> [SET EXERCISE] Here are some records. Copy each one exactly.

Collection entries
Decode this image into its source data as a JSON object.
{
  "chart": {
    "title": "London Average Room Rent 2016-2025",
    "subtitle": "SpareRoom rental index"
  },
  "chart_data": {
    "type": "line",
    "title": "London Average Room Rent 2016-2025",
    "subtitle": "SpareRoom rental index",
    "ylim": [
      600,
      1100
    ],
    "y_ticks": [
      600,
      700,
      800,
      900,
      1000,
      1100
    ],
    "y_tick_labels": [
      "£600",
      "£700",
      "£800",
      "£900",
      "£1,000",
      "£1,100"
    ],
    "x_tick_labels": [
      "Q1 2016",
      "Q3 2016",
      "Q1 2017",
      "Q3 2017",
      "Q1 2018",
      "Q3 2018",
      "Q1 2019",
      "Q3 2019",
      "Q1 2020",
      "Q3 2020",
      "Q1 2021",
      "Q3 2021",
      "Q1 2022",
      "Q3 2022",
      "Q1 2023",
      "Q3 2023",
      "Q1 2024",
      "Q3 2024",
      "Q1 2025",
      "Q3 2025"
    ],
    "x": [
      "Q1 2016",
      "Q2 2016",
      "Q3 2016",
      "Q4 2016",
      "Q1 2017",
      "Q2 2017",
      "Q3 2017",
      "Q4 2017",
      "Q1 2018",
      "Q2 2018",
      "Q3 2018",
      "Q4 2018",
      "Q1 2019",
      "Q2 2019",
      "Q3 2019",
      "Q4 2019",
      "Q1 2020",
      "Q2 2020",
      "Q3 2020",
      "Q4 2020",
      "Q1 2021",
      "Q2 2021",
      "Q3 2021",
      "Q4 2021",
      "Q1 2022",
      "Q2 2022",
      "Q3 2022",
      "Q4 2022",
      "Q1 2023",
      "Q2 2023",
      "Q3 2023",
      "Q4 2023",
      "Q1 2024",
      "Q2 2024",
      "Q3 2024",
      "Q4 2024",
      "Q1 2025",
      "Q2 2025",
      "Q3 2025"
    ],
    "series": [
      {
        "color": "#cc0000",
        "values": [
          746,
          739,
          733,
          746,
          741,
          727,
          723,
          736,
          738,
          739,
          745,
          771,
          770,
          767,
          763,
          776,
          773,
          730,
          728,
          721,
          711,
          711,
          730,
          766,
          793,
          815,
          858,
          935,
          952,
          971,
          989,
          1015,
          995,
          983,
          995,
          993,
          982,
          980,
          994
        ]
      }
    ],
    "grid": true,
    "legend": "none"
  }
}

> [SOLUTION TO THE PROBLEM]
Decode this image into its source data as a JSON object.
{
  "chart": {
    "title": "London Average Room Rent 2016-2025",
    "subtitle": "SpareRoom rental index"
  },
  "chart_data": {
    "type": "line",
    "title": "London Average Room Rent 2016-2025",
    "subtitle": "SpareRoom rental index",
    "ylim": [
      600,
      1100
    ],
    "y_ticks": [
      600,
      700,
      800,
      900,
      1000,
      1100
    ],
    "y_tick_labels": [
      "£600",
      "£700",
      "£800",
      "£900",
      "£1,000",
      "£1,100"
    ],
    "x_tick_labels": [
      "Q1 2016",
      "Q3 2016",
      "Q1 2017",
      "Q3 2017",
      "Q1 2018",
      "Q3 2018",
      "Q1 2019",
      "Q3 2019",
      "Q1 2020",
      "Q3 2020",
      "Q1 2021",
      "Q3 2021",
      "Q1 2022",
      "Q3 2022",
      "Q1 2023",
      "Q3 2023",
      "Q1 2024",
      "Q3 2024",
      "Q1 2025",
      "Q3 2025"
    ],
    "x": [
      "Q1 2016",
      "Q2 2016",
      "Q3 2016",
      "Q4 2016",
      "Q1 2017",
      "Q2 2017",
      "Q3 2017",
      "Q4 2017",
      "Q1 2018",
      "Q2 2018",
      "Q3 2018",
      "Q4 2018",
      "Q1 2019",
      "Q2 2019",
      "Q3 2019",
      "Q4 2019",
      "Q1 2020",
      "Q2 2020",
      "Q3 2020",
      "Q4 2020",
      "Q1 2021",
      "Q2 2021",
      "Q3 2021",
      "Q4 2021",
      "Q1 2022",
      "Q2 2022",
      "Q3 2022",
      "Q4 2022",
      "Q1 2023",
      "Q2 2023",
      "Q3 2023",
      "Q4 2023",
      "Q1 2024",
      "Q2 2024",
      "Q3 2024",
      "Q4 2024",
      "Q1 2025",
      "Q2 2025",
      "Q3 2025"
    ],
    "series": [
      {
        "color": "#cc0000",
        "values": [
          746,
          739,
          733,
          746,
          741,
          727,
          723,
          736,
          738,
          739,
          745,
          771,
          770,
          767,
          763,
          776,
          773,
          730,
          728,
          721,
          711,
          711,
          730,
          766,
          793,
          815,
          858,
          935,
          952,
          971,
          989,
          1015,
          995,
          983,
          995,
          993,
          982,
          980,
          994
        ]
      }
    ],
    "grid": true,
    "legend": "none"
  }
}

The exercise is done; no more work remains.